● **WHAT YOU HAVE TO DO**
What you give back must match the records below word for word.

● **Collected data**
§
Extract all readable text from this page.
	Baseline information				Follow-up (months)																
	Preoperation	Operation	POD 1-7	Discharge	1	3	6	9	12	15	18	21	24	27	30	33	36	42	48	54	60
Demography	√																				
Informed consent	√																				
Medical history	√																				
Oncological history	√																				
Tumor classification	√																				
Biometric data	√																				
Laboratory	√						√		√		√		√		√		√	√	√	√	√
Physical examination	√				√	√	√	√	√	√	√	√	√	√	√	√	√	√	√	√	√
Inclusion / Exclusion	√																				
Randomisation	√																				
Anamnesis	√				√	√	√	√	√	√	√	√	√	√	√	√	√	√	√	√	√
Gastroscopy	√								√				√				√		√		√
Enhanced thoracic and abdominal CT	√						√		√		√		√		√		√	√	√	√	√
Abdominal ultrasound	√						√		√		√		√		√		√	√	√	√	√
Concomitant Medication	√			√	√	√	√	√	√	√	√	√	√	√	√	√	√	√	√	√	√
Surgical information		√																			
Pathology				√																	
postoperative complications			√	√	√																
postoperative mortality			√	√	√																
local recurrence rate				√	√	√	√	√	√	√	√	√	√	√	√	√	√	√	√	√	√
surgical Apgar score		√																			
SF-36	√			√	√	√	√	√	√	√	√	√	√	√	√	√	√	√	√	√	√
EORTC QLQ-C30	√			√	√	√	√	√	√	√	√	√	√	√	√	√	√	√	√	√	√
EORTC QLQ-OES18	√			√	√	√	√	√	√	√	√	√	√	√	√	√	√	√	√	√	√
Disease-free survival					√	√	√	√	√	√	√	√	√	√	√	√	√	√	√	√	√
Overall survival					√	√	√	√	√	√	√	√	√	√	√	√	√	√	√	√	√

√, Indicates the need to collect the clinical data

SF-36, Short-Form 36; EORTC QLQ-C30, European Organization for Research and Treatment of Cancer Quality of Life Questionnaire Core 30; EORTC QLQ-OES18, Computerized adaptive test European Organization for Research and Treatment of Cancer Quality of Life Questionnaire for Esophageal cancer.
§
● **WORKED SOLUTION**
Extract all readable text from this page.
	Baseline information				Follow-up (months)																
	Preoperation	Operation	POD 1-7	Discharge	1	3	6	9	12	15	18	21	24	27	30	33	36	42	48	54	60
Demography	√																				
Informed consent	√																				
Medical history	√																				
Oncological history	√																				
Tumor classification	√																				
Biometric data	√																				
Laboratory	√						√		√		√		√		√		√	√	√	√	√
Physical examination	√				√	√	√	√	√	√	√	√	√	√	√	√	√	√	√	√	√
Inclusion / Exclusion	√																				
Randomisation	√																				
Anamnesis	√				√	√	√	√	√	√	√	√	√	√	√	√	√	√	√	√	√
Gastroscopy	√								√				√				√		√		√
Enhanced thoracic and abdominal CT	√						√		√		√		√		√		√	√	√	√	√
Abdominal ultrasound	√						√		√		√		√		√		√	√	√	√	√
Concomitant Medication	√			√	√	√	√	√	√	√	√	√	√	√	√	√	√	√	√	√	√
Surgical information		√																			
Pathology				√																	
postoperative complications			√	√	√																
postoperative mortality			√	√	√																
local recurrence rate				√	√	√	√	√	√	√	√	√	√	√	√	√	√	√	√	√	√
surgical Apgar score		√																			
SF-36	√			√	√	√	√	√	√	√	√	√	√	√	√	√	√	√	√	√	√
EORTC QLQ-C30	√			√	√	√	√	√	√	√	√	√	√	√	√	√	√	√	√	√	√
EORTC QLQ-OES18	√			√	√	√	√	√	√	√	√	√	√	√	√	√	√	√	√	√	√
Disease-free survival					√	√	√	√	√	√	√	√	√	√	√	√	√	√	√	√	√
Overall survival					√	√	√	√	√	√	√	√	√	√	√	√	√	√	√	√	√

√, Indicates the need to collect the clinical data

SF-36, Short-Form 36; EORTC QLQ-C30, European Organization for Research and Treatment of Cancer Quality of Life Questionnaire Core 30; EORTC QLQ-OES18, Computerized adaptive test European Organization for Research and Treatment of Cancer Quality of Life Questionnaire for Esophageal cancer.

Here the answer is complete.